— begin Supplied material —

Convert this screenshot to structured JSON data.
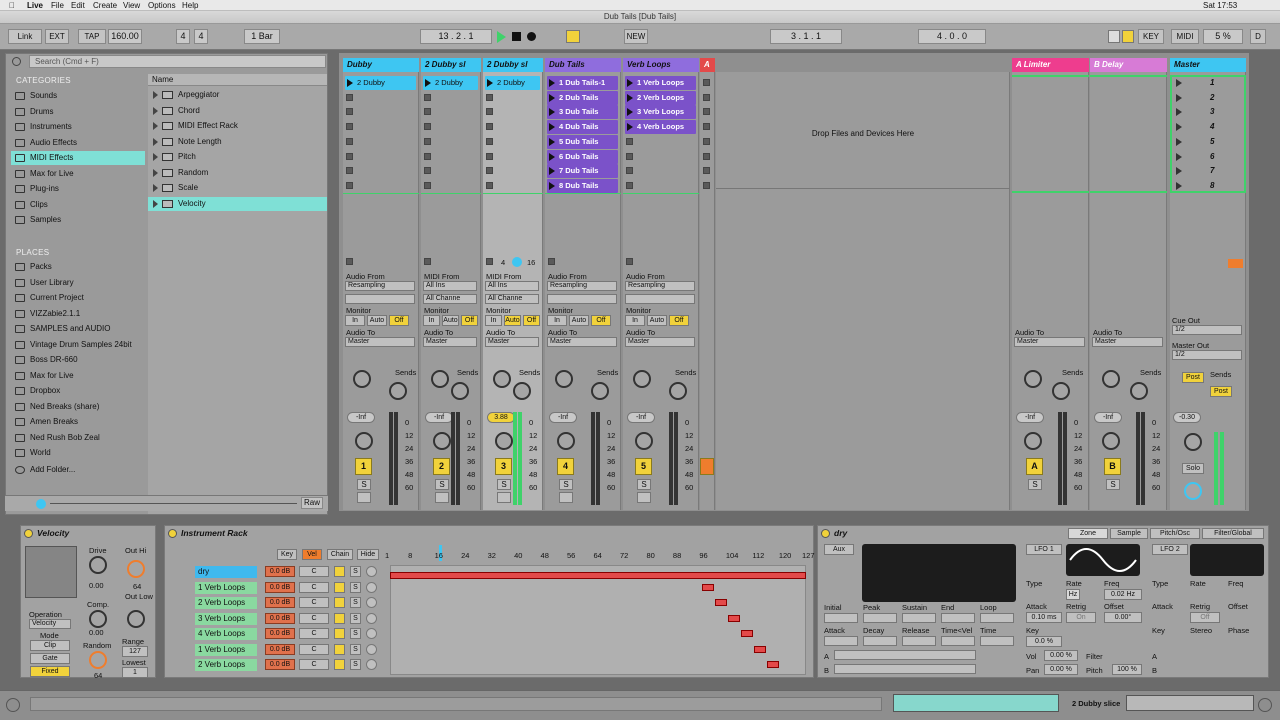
{
  "menubar": {
    "apple": "",
    "app": "Live",
    "items": [
      "File",
      "Edit",
      "Create",
      "View",
      "Help"
    ],
    "extra": "Options",
    "clock": "Sat 17:53"
  },
  "window": {
    "title": "Dub Tails  [Dub Tails]"
  },
  "transport": {
    "link": "Link",
    "ext": "EXT",
    "tap": "TAP",
    "tempo": "160.00",
    "sig_num": "4",
    "sig_den": "4",
    "quant": "1 Bar",
    "position": "13 .  2 .  1",
    "loop_start": "3 .  1 .  1",
    "loop_len": "4 .  0 .  0",
    "new": "NEW",
    "key": "KEY",
    "midi": "MIDI",
    "cpu": "5 %",
    "d": "D"
  },
  "browser": {
    "search_placeholder": "Search (Cmd + F)",
    "categories_label": "CATEGORIES",
    "categories": [
      "Sounds",
      "Drums",
      "Instruments",
      "Audio Effects",
      "MIDI Effects",
      "Max for Live",
      "Plug-ins",
      "Clips",
      "Samples"
    ],
    "places_label": "PLACES",
    "places": [
      "Packs",
      "User Library",
      "Current Project",
      "VIZZabie2.1.1",
      "SAMPLES and AUDIO",
      "Vintage Drum Samples 24bit",
      "Boss DR-660",
      "Max for Live",
      "Dropbox",
      "Ned Breaks (share)",
      "Amen Breaks",
      "Ned Rush Bob Zeal",
      "World"
    ],
    "add_folder": "Add Folder...",
    "name_header": "Name",
    "files": [
      "Arpeggiator",
      "Chord",
      "MIDI Effect Rack",
      "Note Length",
      "Pitch",
      "Random",
      "Scale",
      "Velocity"
    ],
    "raw": "Raw"
  },
  "tracks": [
    {
      "name": "Dubby",
      "color": "#3ec6f2",
      "clips": [
        "2 Dubby"
      ],
      "num": "1",
      "io_type": "Audio From",
      "io_src": "Resampling",
      "vol": "-Inf"
    },
    {
      "name": "2 Dubby sl",
      "color": "#3ec6f2",
      "clips": [
        "2 Dubby"
      ],
      "num": "2",
      "io_type": "MIDI From",
      "io_src": "All Ins",
      "chan": "All Channe",
      "vol": "-Inf"
    },
    {
      "name": "2 Dubby sl",
      "color": "#3ec6f2",
      "clips": [
        "2 Dubby"
      ],
      "num": "3",
      "io_type": "MIDI From",
      "io_src": "All Ins",
      "chan": "All Channe",
      "vol": "3.88"
    },
    {
      "name": "Dub Tails",
      "color": "#8f6ddd",
      "clips": [
        "1 Dub Tails-1",
        "2 Dub Tails",
        "3 Dub Tails",
        "4 Dub Tails",
        "5 Dub Tails",
        "6 Dub Tails",
        "7 Dub Tails",
        "8 Dub Tails"
      ],
      "num": "4",
      "io_type": "Audio From",
      "io_src": "Resampling",
      "vol": "-Inf"
    },
    {
      "name": "Verb Loops",
      "color": "#8f6ddd",
      "clips": [
        "1 Verb Loops",
        "2 Verb Loops",
        "3 Verb Loops",
        "4 Verb Loops"
      ],
      "num": "5",
      "io_type": "Audio From",
      "io_src": "Resampling",
      "vol": "-Inf"
    }
  ],
  "track_a_label": "A",
  "drop_text": "Drop Files and Devices Here",
  "returns": [
    {
      "name": "A Limiter",
      "color": "#ee3d8e",
      "num": "A"
    },
    {
      "name": "B Delay",
      "color": "#d77bd6",
      "num": "B"
    }
  ],
  "master": {
    "name": "Master",
    "scenes": [
      "1",
      "2",
      "3",
      "4",
      "5",
      "6",
      "7",
      "8"
    ],
    "vol": "-0.30",
    "cue_out": "Cue Out",
    "cue_val": "1/2",
    "master_out": "Master Out",
    "master_val": "1/2",
    "post": "Post"
  },
  "mixer_labels": {
    "monitor": "Monitor",
    "in": "In",
    "auto": "Auto",
    "off": "Off",
    "audio_to": "Audio To",
    "master": "Master",
    "sends": "Sends",
    "s": "S",
    "solo": "Solo",
    "ticks": [
      "0",
      "12",
      "24",
      "36",
      "48",
      "60"
    ],
    "dubby_sl3_extra": [
      "4",
      "16"
    ]
  },
  "velocity_device": {
    "title": "Velocity",
    "drive": "Drive",
    "drive_val": "0.00",
    "out_hi": "Out Hi",
    "out_hi_val": "64",
    "comp": "Comp.",
    "comp_val": "0.00",
    "out_low": "Out Low",
    "operation": "Operation",
    "operation_val": "Velocity",
    "mode": "Mode",
    "clip": "Clip",
    "gate": "Gate",
    "fixed": "Fixed",
    "random": "Random",
    "random_val": "64",
    "range": "Range",
    "range_val": "127",
    "lowest": "Lowest",
    "lowest_val": "1"
  },
  "rack": {
    "title": "Instrument Rack",
    "key": "Key",
    "vel": "Vel",
    "chain": "Chain",
    "hide": "Hide",
    "ruler": [
      "1",
      "8",
      "16",
      "24",
      "32",
      "40",
      "48",
      "56",
      "64",
      "72",
      "80",
      "88",
      "96",
      "104",
      "112",
      "120",
      "127"
    ],
    "chains": [
      {
        "name": "dry",
        "vol": "0.0 dB",
        "pan": "C"
      },
      {
        "name": "1 Verb Loops",
        "vol": "0.0 dB",
        "pan": "C"
      },
      {
        "name": "2 Verb Loops",
        "vol": "0.0 dB",
        "pan": "C"
      },
      {
        "name": "3 Verb Loops",
        "vol": "0.0 dB",
        "pan": "C"
      },
      {
        "name": "4 Verb Loops",
        "vol": "0.0 dB",
        "pan": "C"
      },
      {
        "name": "1 Verb Loops",
        "vol": "0.0 dB",
        "pan": "C"
      },
      {
        "name": "2 Verb Loops",
        "vol": "0.0 dB",
        "pan": "C"
      }
    ]
  },
  "sampler": {
    "title": "dry",
    "tabs": [
      "Zone",
      "Sample",
      "Pitch/Osc",
      "Filter/Global"
    ],
    "aux": "Aux",
    "lfo1": "LFO 1",
    "lfo2": "LFO 2",
    "type": "Type",
    "rate": "Rate",
    "freq": "Freq",
    "hz": "Hz",
    "freq_val": "0.02 Hz",
    "attack": "Attack",
    "attack_val": "0.10 ms",
    "retrig": "Retrig",
    "on": "On",
    "offset": "Offset",
    "offset_val": "0.00°",
    "key": "Key",
    "key_val": "0.0 %",
    "phase": "Phase",
    "env_cols": [
      "Initial",
      "Peak",
      "Sustain",
      "End",
      "Loop"
    ],
    "env_cols2": [
      "Attack",
      "Decay",
      "Release",
      "Time<Vel",
      "Time"
    ],
    "vol": "Vol",
    "vol_val": "0.00 %",
    "filter": "Filter",
    "pan": "Pan",
    "pan_val": "0.00 %",
    "pitch": "Pitch",
    "pitch_val": "100 %",
    "stereo": "Stereo",
    "off": "Off",
    "a": "A",
    "b": "B"
  },
  "status": {
    "clip": "2 Dubby slice"
  }
}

— end Supplied material —

Copy every record above exactly, leaving out any pictures.

Convert this screenshot to structured JSON data.
{
  "menubar": {
    "apple": "",
    "app": "Live",
    "items": [
      "File",
      "Edit",
      "Create",
      "View",
      "Help"
    ],
    "extra": "Options",
    "clock": "Sat 17:53"
  },
  "window": {
    "title": "Dub Tails  [Dub Tails]"
  },
  "transport": {
    "link": "Link",
    "ext": "EXT",
    "tap": "TAP",
    "tempo": "160.00",
    "sig_num": "4",
    "sig_den": "4",
    "quant": "1 Bar",
    "position": "13 .  2 .  1",
    "loop_start": "3 .  1 .  1",
    "loop_len": "4 .  0 .  0",
    "new": "NEW",
    "key": "KEY",
    "midi": "MIDI",
    "cpu": "5 %",
    "d": "D"
  },
  "browser": {
    "search_placeholder": "Search (Cmd + F)",
    "categories_label": "CATEGORIES",
    "categories": [
      "Sounds",
      "Drums",
      "Instruments",
      "Audio Effects",
      "MIDI Effects",
      "Max for Live",
      "Plug-ins",
      "Clips",
      "Samples"
    ],
    "places_label": "PLACES",
    "places": [
      "Packs",
      "User Library",
      "Current Project",
      "VIZZabie2.1.1",
      "SAMPLES and AUDIO",
      "Vintage Drum Samples 24bit",
      "Boss DR-660",
      "Max for Live",
      "Dropbox",
      "Ned Breaks (share)",
      "Amen Breaks",
      "Ned Rush Bob Zeal",
      "World"
    ],
    "add_folder": "Add Folder...",
    "name_header": "Name",
    "files": [
      "Arpeggiator",
      "Chord",
      "MIDI Effect Rack",
      "Note Length",
      "Pitch",
      "Random",
      "Scale",
      "Velocity"
    ],
    "raw": "Raw"
  },
  "tracks": [
    {
      "name": "Dubby",
      "color": "#3ec6f2",
      "clips": [
        "2 Dubby"
      ],
      "num": "1",
      "io_type": "Audio From",
      "io_src": "Resampling",
      "vol": "-Inf"
    },
    {
      "name": "2 Dubby sl",
      "color": "#3ec6f2",
      "clips": [
        "2 Dubby"
      ],
      "num": "2",
      "io_type": "MIDI From",
      "io_src": "All Ins",
      "chan": "All Channe",
      "vol": "-Inf"
    },
    {
      "name": "2 Dubby sl",
      "color": "#3ec6f2",
      "clips": [
        "2 Dubby"
      ],
      "num": "3",
      "io_type": "MIDI From",
      "io_src": "All Ins",
      "chan": "All Channe",
      "vol": "3.88"
    },
    {
      "name": "Dub Tails",
      "color": "#8f6ddd",
      "clips": [
        "1 Dub Tails-1",
        "2 Dub Tails",
        "3 Dub Tails",
        "4 Dub Tails",
        "5 Dub Tails",
        "6 Dub Tails",
        "7 Dub Tails",
        "8 Dub Tails"
      ],
      "num": "4",
      "io_type": "Audio From",
      "io_src": "Resampling",
      "vol": "-Inf"
    },
    {
      "name": "Verb Loops",
      "color": "#8f6ddd",
      "clips": [
        "1 Verb Loops",
        "2 Verb Loops",
        "3 Verb Loops",
        "4 Verb Loops"
      ],
      "num": "5",
      "io_type": "Audio From",
      "io_src": "Resampling",
      "vol": "-Inf"
    }
  ],
  "track_a_label": "A",
  "drop_text": "Drop Files and Devices Here",
  "returns": [
    {
      "name": "A Limiter",
      "color": "#ee3d8e",
      "num": "A"
    },
    {
      "name": "B Delay",
      "color": "#d77bd6",
      "num": "B"
    }
  ],
  "master": {
    "name": "Master",
    "scenes": [
      "1",
      "2",
      "3",
      "4",
      "5",
      "6",
      "7",
      "8"
    ],
    "vol": "-0.30",
    "cue_out": "Cue Out",
    "cue_val": "1/2",
    "master_out": "Master Out",
    "master_val": "1/2",
    "post": "Post"
  },
  "mixer_labels": {
    "monitor": "Monitor",
    "in": "In",
    "auto": "Auto",
    "off": "Off",
    "audio_to": "Audio To",
    "master": "Master",
    "sends": "Sends",
    "s": "S",
    "solo": "Solo",
    "ticks": [
      "0",
      "12",
      "24",
      "36",
      "48",
      "60"
    ],
    "dubby_sl3_extra": [
      "4",
      "16"
    ]
  },
  "velocity_device": {
    "title": "Velocity",
    "drive": "Drive",
    "drive_val": "0.00",
    "out_hi": "Out Hi",
    "out_hi_val": "64",
    "comp": "Comp.",
    "comp_val": "0.00",
    "out_low": "Out Low",
    "operation": "Operation",
    "operation_val": "Velocity",
    "mode": "Mode",
    "clip": "Clip",
    "gate": "Gate",
    "fixed": "Fixed",
    "random": "Random",
    "random_val": "64",
    "range": "Range",
    "range_val": "127",
    "lowest": "Lowest",
    "lowest_val": "1"
  },
  "rack": {
    "title": "Instrument Rack",
    "key": "Key",
    "vel": "Vel",
    "chain": "Chain",
    "hide": "Hide",
    "ruler": [
      "1",
      "8",
      "16",
      "24",
      "32",
      "40",
      "48",
      "56",
      "64",
      "72",
      "80",
      "88",
      "96",
      "104",
      "112",
      "120",
      "127"
    ],
    "chains": [
      {
        "name": "dry",
        "vol": "0.0 dB",
        "pan": "C"
      },
      {
        "name": "1 Verb Loops",
        "vol": "0.0 dB",
        "pan": "C"
      },
      {
        "name": "2 Verb Loops",
        "vol": "0.0 dB",
        "pan": "C"
      },
      {
        "name": "3 Verb Loops",
        "vol": "0.0 dB",
        "pan": "C"
      },
      {
        "name": "4 Verb Loops",
        "vol": "0.0 dB",
        "pan": "C"
      },
      {
        "name": "1 Verb Loops",
        "vol": "0.0 dB",
        "pan": "C"
      },
      {
        "name": "2 Verb Loops",
        "vol": "0.0 dB",
        "pan": "C"
      }
    ]
  },
  "sampler": {
    "title": "dry",
    "tabs": [
      "Zone",
      "Sample",
      "Pitch/Osc",
      "Filter/Global"
    ],
    "aux": "Aux",
    "lfo1": "LFO 1",
    "lfo2": "LFO 2",
    "type": "Type",
    "rate": "Rate",
    "freq": "Freq",
    "hz": "Hz",
    "freq_val": "0.02 Hz",
    "attack": "Attack",
    "attack_val": "0.10 ms",
    "retrig": "Retrig",
    "on": "On",
    "offset": "Offset",
    "offset_val": "0.00°",
    "key": "Key",
    "key_val": "0.0 %",
    "phase": "Phase",
    "env_cols": [
      "Initial",
      "Peak",
      "Sustain",
      "End",
      "Loop"
    ],
    "env_cols2": [
      "Attack",
      "Decay",
      "Release",
      "Time<Vel",
      "Time"
    ],
    "vol": "Vol",
    "vol_val": "0.00 %",
    "filter": "Filter",
    "pan": "Pan",
    "pan_val": "0.00 %",
    "pitch": "Pitch",
    "pitch_val": "100 %",
    "stereo": "Stereo",
    "off": "Off",
    "a": "A",
    "b": "B"
  },
  "status": {
    "clip": "2 Dubby slice"
  }
}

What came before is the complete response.